▶ **GOAL OF THE EXERCISE**:
Reproduce the lines of the material exactly, excluding every image.

▶ **GIVEN INFORMATION**:

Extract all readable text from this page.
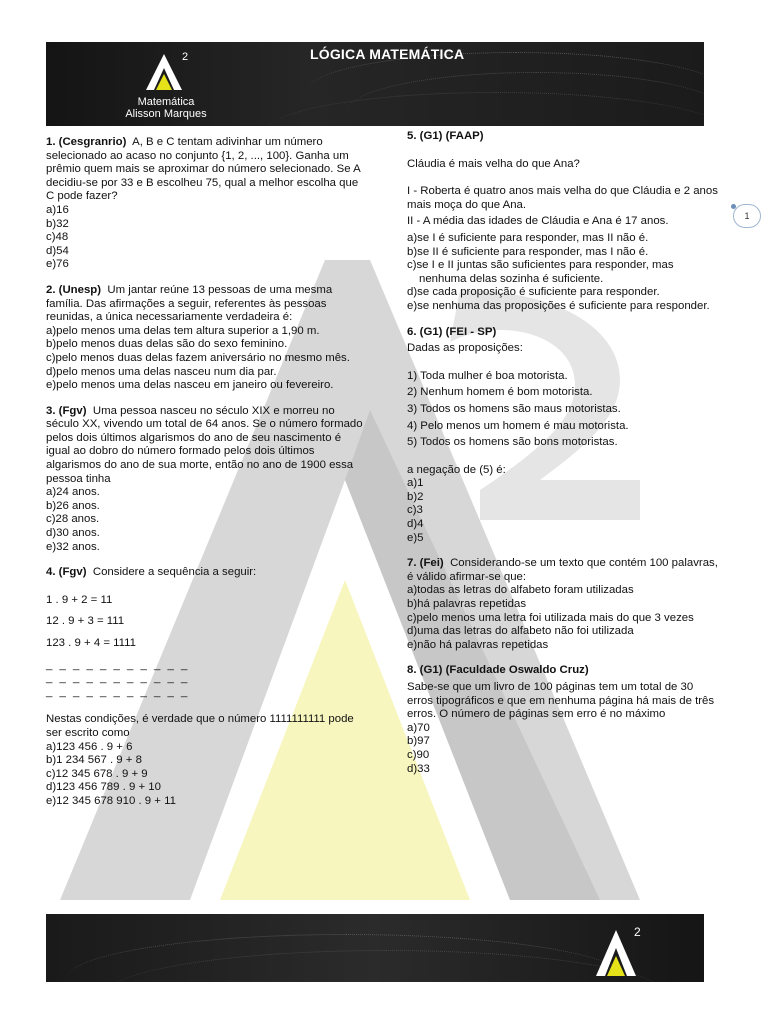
LÓGICA MATEMÁTICA
2
Matemática
Alisson Marques
1

1. (Cesgranrio) A, B e C tentam adivinhar um número selecionado ao acaso no conjunto {1, 2, ..., 100}. Ganha um prêmio quem mais se aproximar do número selecionado. Se A decidiu-se por 33 e B escolheu 75, qual a melhor escolha que C pode fazer?

a)16
b)32
c)48
d)54
e)76

2. (Unesp) Um jantar reúne 13 pessoas de uma mesma família. Das afirmações a seguir, referentes às pessoas reunidas, a única necessariamente verdadeira é:

a)pelo menos uma delas tem altura superior a 1,90 m.
b)pelo menos duas delas são do sexo feminino.
c)pelo menos duas delas fazem aniversário no mesmo mês.
d)pelo menos uma delas nasceu num dia par.
e)pelo menos uma delas nasceu em janeiro ou fevereiro.

3. (Fgv) Uma pessoa nasceu no século XIX e morreu no século XX, vivendo um total de 64 anos. Se o número formado pelos dois últimos algarismos do ano de seu nascimento é igual ao dobro do número formado pelos dois últimos algarismos do ano de sua morte, então no ano de 1900 essa pessoa tinha

a)24 anos.
b)26 anos.
c)28 anos.
d)30 anos.
e)32 anos.

4. (Fgv) Considere a sequência a seguir:

1 . 9 + 2 = 11
12 . 9 + 3 = 111
123 . 9 + 4 = 1111
_ _ _ _ _ _ _ _ _ _ _
_ _ _ _ _ _ _ _ _ _ _
_ _ _ _ _ _ _ _ _ _ _

Nestas condições, é verdade que o número 1111111111 pode ser escrito como

a)123 456 . 9 + 6
b)1 234 567 . 9 + 8
c)12 345 678 . 9 + 9
d)123 456 789 . 9 + 10
e)12 345 678 910 . 9 + 11

5. (G1) (FAAP)

Cláudia é mais velha do que Ana?

I - Roberta é quatro anos mais velha do que Cláudia e 2 anos mais moça do que Ana.

II - A média das idades de Cláudia e Ana é 17 anos.

a)se I é suficiente para responder, mas II não é.
b)se II é suficiente para responder, mas I não é.
c)se I e II juntas são suficientes para responder, mas nenhuma delas sozinha é suficiente.
d)se cada proposição é suficiente para responder.
e)se nenhuma das proposições é suficiente para responder.

6. (G1) (FEI - SP)

Dadas as proposições:

1) Toda mulher é boa motorista.
2) Nenhum homem é bom motorista.
3) Todos os homens são maus motoristas.
4) Pelo menos um homem é mau motorista.
5) Todos os homens são bons motoristas.

a negação de (5) é:

a)1
b)2
c)3
d)4
e)5

7. (Fei) Considerando-se um texto que contém 100 palavras, é válido afirmar-se que:

a)todas as letras do alfabeto foram utilizadas
b)há palavras repetidas
c)pelo menos uma letra foi utilizada mais do que 3 vezes
d)uma das letras do alfabeto não foi utilizada
e)não há palavras repetidas

8. (G1) (Faculdade Oswaldo Cruz)

Sabe-se que um livro de 100 páginas tem um total de 30 erros tipográficos e que em nenhuma página há mais de três erros. O número de páginas sem erro é no máximo

a)70
b)97
c)90
d)33
2
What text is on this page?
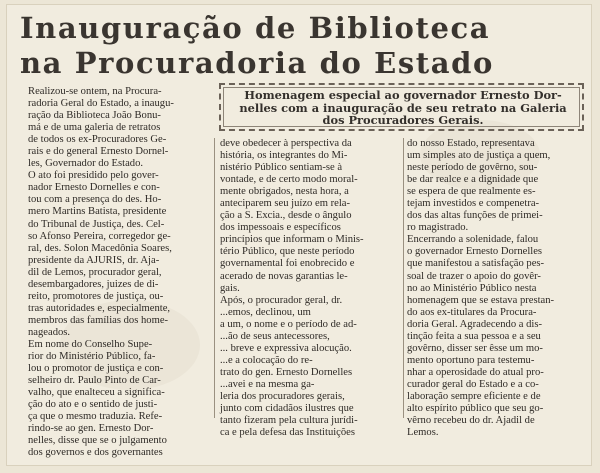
Inauguração de Biblioteca
na Procuradoria do Estado

Homenagem especial ao governador Ernesto Dor-
nelles com a inauguração de seu retrato na Galeria
dos Procuradores Gerais.

Realizou-se ontem, na Procura-
radoria Geral do Estado, a inaugu-
ração da Biblioteca João Bonu-
má e de uma galeria de retratos
de todos os ex-Procuradores Ge-
rais e do general Ernesto Dornel-
les, Governador do Estado.
O ato foi presidido pelo gover-
nador Ernesto Dornelles e con-
tou com a presença do des. Ho-
mero Martins Batista, presidente
do Tribunal de Justiça, des. Cel-
so Afonso Pereira, corregedor ge-
ral, des. Solon Macedônia Soares,
presidente da AJURIS, dr. Aja-
dil de Lemos, procurador geral,
desembargadores, juizes de di-
reito, promotores de justiça, ou-
tras autoridades e, especialmente,
membros das famílias dos home-
nageados.
Em nome do Conselho Supe-
rior do Ministério Público, fa-
lou o promotor de justiça e con-
selheiro dr. Paulo Pinto de Car-
valho, que enalteceu a significa-
ção do ato e o sentido de justi-
ça que o mesmo traduzia. Refe-
rindo-se ao gen. Ernesto Dor-
nelles, disse que se o julgamento
dos governos e dos governantes

deve obedecer à perspectiva da
história, os integrantes do Mi-
nistério Público sentiam-se à
vontade, e de certo modo moral-
mente obrigados, nesta hora, a
anteciparem seu juízo em rela-
ção a S. Excia., desde o ângulo
dos impessoais e específicos
princípios que informam o Minis-
tério Público, que neste período
governamental foi enobrecido e
acerado de novas garantias le-
gais.
Após, o procurador geral, dr.
...emos, declinou, um
a um, o nome e o período de ad-
...ão de seus antecessores,
... breve e expressiva alocução.
...e a colocação do re-
trato do gen. Ernesto Dornelles
...avei e na mesma ga-
leria dos procuradores gerais,
junto com cidadãos ilustres que
tanto fizeram pela cultura jurídi-
ca e pela defesa das Instituições

do nosso Estado, representava
um simples ato de justiça a quem,
neste período de govêrno, sou-
be dar realce e a dignidade que
se espera de que realmente es-
tejam investidos e compenetra-
dos das altas funções de primei-
ro magistrado.
Encerrando a solenidade, falou
o governador Ernesto Dornelles
que manifestou a satisfação pes-
soal de trazer o apoio do govêr-
no ao Ministério Público nesta
homenagem que se estava prestan-
do aos ex-titulares da Procura-
doria Geral. Agradecendo a dis-
tinção feita a sua pessoa e a seu
govêrno, disser ser êsse um mo-
mento oportuno para testemu-
nhar a operosidade do atual pro-
curador geral do Estado e a co-
laboração sempre eficiente e de
alto espírito público que seu go-
vêrno recebeu do dr. Ajadil de
Lemos.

▶ **THE COMPLETED TASK**:
Extract all readable text from this page.
LÓGICA MATEMÁTICA
2
Matemática
Alisson Marques
1

1. (Cesgranrio) A, B e C tentam adivinhar um número selecionado ao acaso no conjunto {1, 2, ..., 100}. Ganha um prêmio quem mais se aproximar do número selecionado. Se A decidiu-se por 33 e B escolheu 75, qual a melhor escolha que C pode fazer?

a)16
b)32
c)48
d)54
e)76

2. (Unesp) Um jantar reúne 13 pessoas de uma mesma família. Das afirmações a seguir, referentes às pessoas reunidas, a única necessariamente verdadeira é:

a)pelo menos uma delas tem altura superior a 1,90 m.
b)pelo menos duas delas são do sexo feminino.
c)pelo menos duas delas fazem aniversário no mesmo mês.
d)pelo menos uma delas nasceu num dia par.
e)pelo menos uma delas nasceu em janeiro ou fevereiro.

3. (Fgv) Uma pessoa nasceu no século XIX e morreu no século XX, vivendo um total de 64 anos. Se o número formado pelos dois últimos algarismos do ano de seu nascimento é igual ao dobro do número formado pelos dois últimos algarismos do ano de sua morte, então no ano de 1900 essa pessoa tinha

a)24 anos.
b)26 anos.
c)28 anos.
d)30 anos.
e)32 anos.

4. (Fgv) Considere a sequência a seguir:

1 . 9 + 2 = 11
12 . 9 + 3 = 111
123 . 9 + 4 = 1111
_ _ _ _ _ _ _ _ _ _ _
_ _ _ _ _ _ _ _ _ _ _
_ _ _ _ _ _ _ _ _ _ _

Nestas condições, é verdade que o número 1111111111 pode ser escrito como

a)123 456 . 9 + 6
b)1 234 567 . 9 + 8
c)12 345 678 . 9 + 9
d)123 456 789 . 9 + 10
e)12 345 678 910 . 9 + 11

5. (G1) (FAAP)

Cláudia é mais velha do que Ana?

I - Roberta é quatro anos mais velha do que Cláudia e 2 anos mais moça do que Ana.

II - A média das idades de Cláudia e Ana é 17 anos.

a)se I é suficiente para responder, mas II não é.
b)se II é suficiente para responder, mas I não é.
c)se I e II juntas são suficientes para responder, mas nenhuma delas sozinha é suficiente.
d)se cada proposição é suficiente para responder.
e)se nenhuma das proposições é suficiente para responder.

6. (G1) (FEI - SP)

Dadas as proposições:

1) Toda mulher é boa motorista.
2) Nenhum homem é bom motorista.
3) Todos os homens são maus motoristas.
4) Pelo menos um homem é mau motorista.
5) Todos os homens são bons motoristas.

a negação de (5) é:

a)1
b)2
c)3
d)4
e)5

7. (Fei) Considerando-se um texto que contém 100 palavras, é válido afirmar-se que:

a)todas as letras do alfabeto foram utilizadas
b)há palavras repetidas
c)pelo menos uma letra foi utilizada mais do que 3 vezes
d)uma das letras do alfabeto não foi utilizada
e)não há palavras repetidas

8. (G1) (Faculdade Oswaldo Cruz)

Sabe-se que um livro de 100 páginas tem um total de 30 erros tipográficos e que em nenhuma página há mais de três erros. O número de páginas sem erro é no máximo

a)70
b)97
c)90
d)33
2
What text is on this page?
Inauguração de Biblioteca
na Procuradoria do Estado

Homenagem especial ao governador Ernesto Dor-
nelles com a inauguração de seu retrato na Galeria
dos Procuradores Gerais.

Realizou-se ontem, na Procura-
radoria Geral do Estado, a inaugu-
ração da Biblioteca João Bonu-
má e de uma galeria de retratos
de todos os ex-Procuradores Ge-
rais e do general Ernesto Dornel-
les, Governador do Estado.
O ato foi presidido pelo gover-
nador Ernesto Dornelles e con-
tou com a presença do des. Ho-
mero Martins Batista, presidente
do Tribunal de Justiça, des. Cel-
so Afonso Pereira, corregedor ge-
ral, des. Solon Macedônia Soares,
presidente da AJURIS, dr. Aja-
dil de Lemos, procurador geral,
desembargadores, juizes de di-
reito, promotores de justiça, ou-
tras autoridades e, especialmente,
membros das famílias dos home-
nageados.
Em nome do Conselho Supe-
rior do Ministério Público, fa-
lou o promotor de justiça e con-
selheiro dr. Paulo Pinto de Car-
valho, que enalteceu a significa-
ção do ato e o sentido de justi-
ça que o mesmo traduzia. Refe-
rindo-se ao gen. Ernesto Dor-
nelles, disse que se o julgamento
dos governos e dos governantes

deve obedecer à perspectiva da
história, os integrantes do Mi-
nistério Público sentiam-se à
vontade, e de certo modo moral-
mente obrigados, nesta hora, a
anteciparem seu juízo em rela-
ção a S. Excia., desde o ângulo
dos impessoais e específicos
princípios que informam o Minis-
tério Público, que neste período
governamental foi enobrecido e
acerado de novas garantias le-
gais.
Após, o procurador geral, dr.
...emos, declinou, um
a um, o nome e o período de ad-
...ão de seus antecessores,
... breve e expressiva alocução.
...e a colocação do re-
trato do gen. Ernesto Dornelles
...avei e na mesma ga-
leria dos procuradores gerais,
junto com cidadãos ilustres que
tanto fizeram pela cultura jurídi-
ca e pela defesa das Instituições

do nosso Estado, representava
um simples ato de justiça a quem,
neste período de govêrno, sou-
be dar realce e a dignidade que
se espera de que realmente es-
tejam investidos e compenetra-
dos das altas funções de primei-
ro magistrado.
Encerrando a solenidade, falou
o governador Ernesto Dornelles
que manifestou a satisfação pes-
soal de trazer o apoio do govêr-
no ao Ministério Público nesta
homenagem que se estava prestan-
do aos ex-titulares da Procura-
doria Geral. Agradecendo a dis-
tinção feita a sua pessoa e a seu
govêrno, disser ser êsse um mo-
mento oportuno para testemu-
nhar a operosidade do atual pro-
curador geral do Estado e a co-
laboração sempre eficiente e de
alto espírito público que seu go-
vêrno recebeu do dr. Ajadil de
Lemos.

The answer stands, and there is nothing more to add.